In the data below, take the lines from the one containing "avatar-initials: RS xyxy=(66,13,84,27)" through the one containing "info-icon[interactable] xyxy=(934,8,956,30)", inclusive, and write them out again with "Testmatch" replaced by "Friendly match" and nothing else changed.

===== RECORD SET

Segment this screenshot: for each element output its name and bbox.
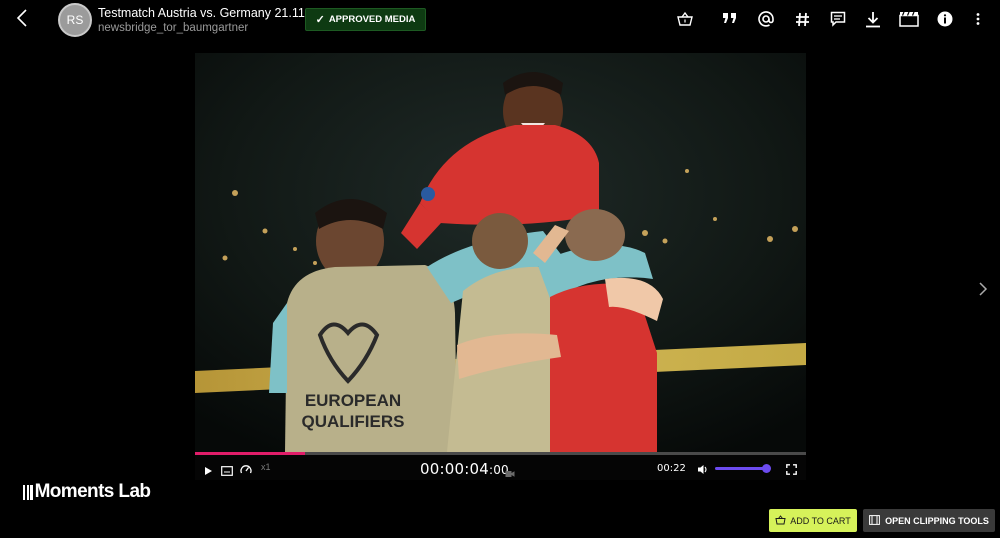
avatar-initials: RS xyxy=(66,13,84,27)
svg-text:EUROPEAN: EUROPEAN xyxy=(305,391,401,410)
current-timecode: 00:00:04:00 xyxy=(420,460,509,478)
media-preview[interactable]: EUROPEAN QUALIFIERS xyxy=(195,53,806,452)
more-vertical-icon[interactable] xyxy=(967,8,989,30)
next-media-icon[interactable] xyxy=(976,280,990,298)
photo: EUROPEAN QUALIFIERS xyxy=(195,53,806,452)
svg-text:QUALIFIERS: QUALIFIERS xyxy=(302,412,405,431)
media-title: Testmatch Austria vs. Germany 21.11.23 xyxy=(98,6,323,20)
media-owner: newsbridge_tor_baumgartner xyxy=(98,22,249,34)
mention-icon[interactable] xyxy=(755,8,777,30)
timecode-main: 00:00:04 xyxy=(420,460,489,478)
info-icon[interactable] xyxy=(934,8,956,30)
duration: 00:22 xyxy=(657,463,686,474)
comment-icon[interactable] xyxy=(827,8,849,30)
download-icon[interactable] xyxy=(862,8,884,30)
basket-icon xyxy=(775,514,786,527)
add-to-cart-label: ADD TO CART xyxy=(790,515,851,526)
volume-icon[interactable] xyxy=(697,462,709,480)
brand-name: Moments Lab xyxy=(34,481,151,502)
brand-logo: Moments Lab xyxy=(23,481,151,503)
add-to-cart-button[interactable]: ADD TO CART xyxy=(769,509,857,532)
hashtag-icon[interactable] xyxy=(791,8,813,30)
logo-mark xyxy=(23,484,33,500)
volume-slider[interactable] xyxy=(715,467,767,470)
play-icon[interactable] xyxy=(204,463,213,481)
fullscreen-icon[interactable] xyxy=(786,462,797,480)
quote-icon[interactable] xyxy=(719,8,741,30)
subtitles-icon[interactable] xyxy=(221,463,233,481)
status-badge-label: APPROVED MEDIA xyxy=(328,14,416,25)
volume-handle[interactable] xyxy=(762,464,771,473)
clapperboard-icon[interactable] xyxy=(898,8,920,30)
basket-icon[interactable] xyxy=(674,8,696,30)
film-icon xyxy=(869,514,880,527)
status-badge: ✓ APPROVED MEDIA xyxy=(305,8,426,31)
open-clipping-tools-label: OPEN CLIPPING TOOLS xyxy=(885,515,989,526)
avatar[interactable]: RS xyxy=(58,3,92,37)
playback-speed[interactable]: x1 xyxy=(261,462,271,472)
player-controls: x1 00:00:04:00 00:22 xyxy=(195,455,806,480)
open-clipping-tools-button[interactable]: OPEN CLIPPING TOOLS xyxy=(863,509,995,532)
back-icon[interactable] xyxy=(12,6,34,30)
top-bar: RS Testmatch Austria vs. Germany 21.11.2… xyxy=(0,0,1000,40)
camera-icon[interactable] xyxy=(505,465,515,483)
check-icon: ✓ xyxy=(315,14,325,26)
speed-gauge-icon[interactable] xyxy=(240,462,252,480)
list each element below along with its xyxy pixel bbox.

==========

OUTPUT BELOW
avatar-initials: RS xyxy=(66,13,84,27)
svg-text:EUROPEAN: EUROPEAN xyxy=(305,391,401,410)
current-timecode: 00:00:04:00 xyxy=(420,460,509,478)
media-preview[interactable]: EUROPEAN QUALIFIERS xyxy=(195,53,806,452)
more-vertical-icon[interactable] xyxy=(967,8,989,30)
next-media-icon[interactable] xyxy=(976,280,990,298)
photo: EUROPEAN QUALIFIERS xyxy=(195,53,806,452)
svg-text:QUALIFIERS: QUALIFIERS xyxy=(302,412,405,431)
media-title: Friendly match Austria vs. Germany 21.11.23 xyxy=(98,6,323,20)
media-owner: newsbridge_tor_baumgartner xyxy=(98,22,249,34)
mention-icon[interactable] xyxy=(755,8,777,30)
timecode-main: 00:00:04 xyxy=(420,460,489,478)
info-icon[interactable] xyxy=(934,8,956,30)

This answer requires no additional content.